Pick out and copy every line below that has the word "Срок".

────────

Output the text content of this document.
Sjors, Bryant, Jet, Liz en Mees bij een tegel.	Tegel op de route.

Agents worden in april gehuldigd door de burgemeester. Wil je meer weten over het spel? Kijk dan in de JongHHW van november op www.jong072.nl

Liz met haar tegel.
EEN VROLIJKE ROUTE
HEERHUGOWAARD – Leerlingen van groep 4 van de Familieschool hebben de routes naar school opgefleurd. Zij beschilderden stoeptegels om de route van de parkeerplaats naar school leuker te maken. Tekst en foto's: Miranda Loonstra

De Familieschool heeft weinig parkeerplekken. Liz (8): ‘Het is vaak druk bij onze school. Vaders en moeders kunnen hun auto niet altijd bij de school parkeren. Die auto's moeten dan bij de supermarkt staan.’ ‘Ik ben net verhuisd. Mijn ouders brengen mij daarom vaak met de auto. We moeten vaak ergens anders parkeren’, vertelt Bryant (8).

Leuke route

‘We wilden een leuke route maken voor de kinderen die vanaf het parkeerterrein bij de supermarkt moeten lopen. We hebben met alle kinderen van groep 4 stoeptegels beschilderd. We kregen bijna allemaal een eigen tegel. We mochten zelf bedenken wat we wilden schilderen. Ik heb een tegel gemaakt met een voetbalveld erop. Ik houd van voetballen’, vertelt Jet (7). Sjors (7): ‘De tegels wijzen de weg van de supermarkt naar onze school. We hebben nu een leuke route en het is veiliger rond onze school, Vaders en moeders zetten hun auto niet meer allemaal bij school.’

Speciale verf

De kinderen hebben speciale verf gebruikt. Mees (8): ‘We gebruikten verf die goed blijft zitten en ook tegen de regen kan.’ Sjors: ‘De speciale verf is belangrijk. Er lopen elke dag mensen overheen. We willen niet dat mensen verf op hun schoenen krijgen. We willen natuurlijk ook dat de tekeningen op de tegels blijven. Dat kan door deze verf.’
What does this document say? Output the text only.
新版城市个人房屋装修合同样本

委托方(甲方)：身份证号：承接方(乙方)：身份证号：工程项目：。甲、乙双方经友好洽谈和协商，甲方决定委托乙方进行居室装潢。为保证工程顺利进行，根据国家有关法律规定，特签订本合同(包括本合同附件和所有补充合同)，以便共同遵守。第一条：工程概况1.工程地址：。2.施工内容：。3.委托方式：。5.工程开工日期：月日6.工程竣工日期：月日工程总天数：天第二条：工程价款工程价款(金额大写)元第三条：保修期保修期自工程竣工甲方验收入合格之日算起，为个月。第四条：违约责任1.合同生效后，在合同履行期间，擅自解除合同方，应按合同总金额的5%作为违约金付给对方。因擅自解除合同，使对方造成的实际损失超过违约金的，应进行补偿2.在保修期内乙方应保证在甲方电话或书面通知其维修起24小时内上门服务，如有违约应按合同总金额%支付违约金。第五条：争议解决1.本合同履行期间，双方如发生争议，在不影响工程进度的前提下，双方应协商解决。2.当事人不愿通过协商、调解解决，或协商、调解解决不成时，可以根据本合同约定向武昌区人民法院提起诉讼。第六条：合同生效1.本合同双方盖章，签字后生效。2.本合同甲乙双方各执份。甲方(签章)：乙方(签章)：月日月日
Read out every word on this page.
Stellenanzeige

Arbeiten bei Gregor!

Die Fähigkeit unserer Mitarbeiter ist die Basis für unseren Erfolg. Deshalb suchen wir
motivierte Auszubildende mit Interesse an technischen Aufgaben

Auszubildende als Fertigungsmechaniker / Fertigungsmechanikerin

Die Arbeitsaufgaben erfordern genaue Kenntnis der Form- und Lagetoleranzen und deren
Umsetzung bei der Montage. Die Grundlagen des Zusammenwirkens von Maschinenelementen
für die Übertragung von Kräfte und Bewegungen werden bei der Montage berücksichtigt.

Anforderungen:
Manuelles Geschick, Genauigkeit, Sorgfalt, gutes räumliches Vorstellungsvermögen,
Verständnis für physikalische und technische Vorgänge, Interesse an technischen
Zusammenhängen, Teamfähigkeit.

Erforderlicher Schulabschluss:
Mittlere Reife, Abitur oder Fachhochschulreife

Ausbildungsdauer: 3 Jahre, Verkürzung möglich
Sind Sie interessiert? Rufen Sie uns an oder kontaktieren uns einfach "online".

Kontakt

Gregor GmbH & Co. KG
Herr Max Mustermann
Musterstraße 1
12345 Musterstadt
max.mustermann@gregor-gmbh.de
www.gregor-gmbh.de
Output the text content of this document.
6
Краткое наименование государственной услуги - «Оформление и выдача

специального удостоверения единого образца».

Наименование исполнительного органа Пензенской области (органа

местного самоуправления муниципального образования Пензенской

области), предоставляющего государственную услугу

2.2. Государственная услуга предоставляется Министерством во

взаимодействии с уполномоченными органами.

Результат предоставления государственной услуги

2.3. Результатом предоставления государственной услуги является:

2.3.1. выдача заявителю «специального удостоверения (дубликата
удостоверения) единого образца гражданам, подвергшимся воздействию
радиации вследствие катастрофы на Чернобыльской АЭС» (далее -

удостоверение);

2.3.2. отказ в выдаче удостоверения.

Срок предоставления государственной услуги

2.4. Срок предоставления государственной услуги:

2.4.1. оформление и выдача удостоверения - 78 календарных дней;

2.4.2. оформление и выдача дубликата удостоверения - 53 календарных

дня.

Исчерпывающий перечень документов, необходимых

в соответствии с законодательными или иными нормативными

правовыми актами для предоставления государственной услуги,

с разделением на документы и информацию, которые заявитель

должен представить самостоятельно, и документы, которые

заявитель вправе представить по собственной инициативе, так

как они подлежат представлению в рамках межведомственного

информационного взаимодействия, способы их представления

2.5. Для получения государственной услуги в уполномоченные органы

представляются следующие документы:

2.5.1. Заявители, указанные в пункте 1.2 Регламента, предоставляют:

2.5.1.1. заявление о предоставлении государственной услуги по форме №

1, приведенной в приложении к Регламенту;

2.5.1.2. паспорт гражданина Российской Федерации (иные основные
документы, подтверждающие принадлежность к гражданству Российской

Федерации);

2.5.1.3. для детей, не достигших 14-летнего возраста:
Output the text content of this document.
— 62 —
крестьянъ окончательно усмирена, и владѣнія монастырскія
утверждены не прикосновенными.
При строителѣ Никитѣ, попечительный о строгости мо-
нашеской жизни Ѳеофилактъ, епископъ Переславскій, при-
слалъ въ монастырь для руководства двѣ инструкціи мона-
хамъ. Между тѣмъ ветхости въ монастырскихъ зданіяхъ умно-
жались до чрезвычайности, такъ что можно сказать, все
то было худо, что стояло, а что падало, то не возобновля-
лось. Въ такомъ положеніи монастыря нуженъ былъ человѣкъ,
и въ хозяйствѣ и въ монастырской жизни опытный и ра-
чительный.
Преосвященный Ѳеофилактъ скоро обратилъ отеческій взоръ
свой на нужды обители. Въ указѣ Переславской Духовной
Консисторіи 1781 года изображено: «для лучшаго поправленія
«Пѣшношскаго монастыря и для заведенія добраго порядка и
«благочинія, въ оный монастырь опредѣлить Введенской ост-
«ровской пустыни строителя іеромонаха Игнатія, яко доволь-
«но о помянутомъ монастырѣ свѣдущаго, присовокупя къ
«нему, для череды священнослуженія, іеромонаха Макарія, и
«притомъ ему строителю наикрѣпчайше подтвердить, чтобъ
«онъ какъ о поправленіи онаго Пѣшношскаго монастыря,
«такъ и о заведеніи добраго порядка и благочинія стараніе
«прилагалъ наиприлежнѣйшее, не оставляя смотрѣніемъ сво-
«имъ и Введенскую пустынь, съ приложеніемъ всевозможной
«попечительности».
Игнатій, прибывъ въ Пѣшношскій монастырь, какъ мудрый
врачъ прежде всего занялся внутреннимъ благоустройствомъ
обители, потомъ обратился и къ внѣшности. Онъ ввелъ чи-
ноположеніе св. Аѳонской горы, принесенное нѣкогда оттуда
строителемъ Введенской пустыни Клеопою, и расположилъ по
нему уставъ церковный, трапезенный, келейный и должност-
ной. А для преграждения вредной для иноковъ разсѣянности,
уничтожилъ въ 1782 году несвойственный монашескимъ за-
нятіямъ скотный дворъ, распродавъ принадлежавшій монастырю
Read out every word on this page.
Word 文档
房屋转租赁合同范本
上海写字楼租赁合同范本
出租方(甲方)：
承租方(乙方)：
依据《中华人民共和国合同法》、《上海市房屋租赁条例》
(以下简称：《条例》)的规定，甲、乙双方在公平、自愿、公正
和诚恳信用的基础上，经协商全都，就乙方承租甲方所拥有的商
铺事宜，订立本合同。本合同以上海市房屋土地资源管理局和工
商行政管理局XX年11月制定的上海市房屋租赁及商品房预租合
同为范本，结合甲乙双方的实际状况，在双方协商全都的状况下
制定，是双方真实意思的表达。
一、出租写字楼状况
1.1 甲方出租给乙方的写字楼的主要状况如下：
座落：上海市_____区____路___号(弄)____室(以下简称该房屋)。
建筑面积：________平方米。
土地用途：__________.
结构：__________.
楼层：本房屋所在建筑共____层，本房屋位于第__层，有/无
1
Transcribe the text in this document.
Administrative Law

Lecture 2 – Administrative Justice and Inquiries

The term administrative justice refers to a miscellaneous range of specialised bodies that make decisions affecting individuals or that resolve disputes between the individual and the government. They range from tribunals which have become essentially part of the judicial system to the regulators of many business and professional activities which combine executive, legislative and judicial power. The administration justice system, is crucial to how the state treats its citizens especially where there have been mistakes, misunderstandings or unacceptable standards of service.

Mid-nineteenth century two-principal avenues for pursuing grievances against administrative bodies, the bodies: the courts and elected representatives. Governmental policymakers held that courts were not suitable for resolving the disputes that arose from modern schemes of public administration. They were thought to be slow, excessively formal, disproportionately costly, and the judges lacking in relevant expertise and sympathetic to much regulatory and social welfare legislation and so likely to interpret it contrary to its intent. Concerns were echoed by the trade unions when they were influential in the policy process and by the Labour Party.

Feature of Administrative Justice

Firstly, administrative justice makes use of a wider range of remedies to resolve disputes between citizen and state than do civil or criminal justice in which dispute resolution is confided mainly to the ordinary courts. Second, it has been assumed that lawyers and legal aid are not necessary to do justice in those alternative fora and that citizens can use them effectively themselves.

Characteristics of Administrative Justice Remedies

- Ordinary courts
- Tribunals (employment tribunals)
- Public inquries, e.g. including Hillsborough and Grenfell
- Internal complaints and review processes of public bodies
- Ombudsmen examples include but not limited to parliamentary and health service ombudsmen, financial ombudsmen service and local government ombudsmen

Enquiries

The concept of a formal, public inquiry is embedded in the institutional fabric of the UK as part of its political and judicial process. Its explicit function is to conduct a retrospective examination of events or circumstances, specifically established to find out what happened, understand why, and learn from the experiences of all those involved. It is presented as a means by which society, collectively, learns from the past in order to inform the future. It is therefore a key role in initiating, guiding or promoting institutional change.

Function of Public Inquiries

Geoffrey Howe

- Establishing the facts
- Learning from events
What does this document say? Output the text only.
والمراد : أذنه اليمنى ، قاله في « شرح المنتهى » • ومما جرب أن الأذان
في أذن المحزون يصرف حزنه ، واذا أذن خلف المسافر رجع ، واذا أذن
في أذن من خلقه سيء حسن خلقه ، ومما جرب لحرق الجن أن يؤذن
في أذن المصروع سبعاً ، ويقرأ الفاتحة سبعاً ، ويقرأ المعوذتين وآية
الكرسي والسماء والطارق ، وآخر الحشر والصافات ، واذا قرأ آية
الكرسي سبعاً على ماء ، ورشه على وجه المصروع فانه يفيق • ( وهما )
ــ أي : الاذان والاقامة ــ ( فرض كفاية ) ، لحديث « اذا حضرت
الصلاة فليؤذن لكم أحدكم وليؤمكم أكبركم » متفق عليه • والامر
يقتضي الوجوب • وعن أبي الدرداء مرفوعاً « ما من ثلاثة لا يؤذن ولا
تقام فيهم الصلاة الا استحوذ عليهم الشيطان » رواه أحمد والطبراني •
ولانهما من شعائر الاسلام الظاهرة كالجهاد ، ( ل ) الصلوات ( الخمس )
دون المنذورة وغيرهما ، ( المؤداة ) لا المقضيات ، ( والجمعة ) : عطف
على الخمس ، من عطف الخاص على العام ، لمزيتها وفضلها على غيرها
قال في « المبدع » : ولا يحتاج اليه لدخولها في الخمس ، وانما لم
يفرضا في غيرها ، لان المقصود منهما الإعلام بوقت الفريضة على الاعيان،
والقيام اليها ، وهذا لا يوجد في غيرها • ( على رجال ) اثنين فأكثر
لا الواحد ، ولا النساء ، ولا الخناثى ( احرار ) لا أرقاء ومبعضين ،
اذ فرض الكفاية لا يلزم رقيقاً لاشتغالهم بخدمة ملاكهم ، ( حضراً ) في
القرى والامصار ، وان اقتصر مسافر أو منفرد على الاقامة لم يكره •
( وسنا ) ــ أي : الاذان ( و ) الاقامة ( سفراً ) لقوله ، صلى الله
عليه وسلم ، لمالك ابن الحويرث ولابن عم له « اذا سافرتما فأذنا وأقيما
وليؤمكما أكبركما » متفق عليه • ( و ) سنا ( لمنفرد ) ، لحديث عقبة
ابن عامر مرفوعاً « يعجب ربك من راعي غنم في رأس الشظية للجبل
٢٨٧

────────

▶ WRITTEN SOLUTION
Срок предоставления государственной услуги
2.4. Срок предоставления государственной услуги:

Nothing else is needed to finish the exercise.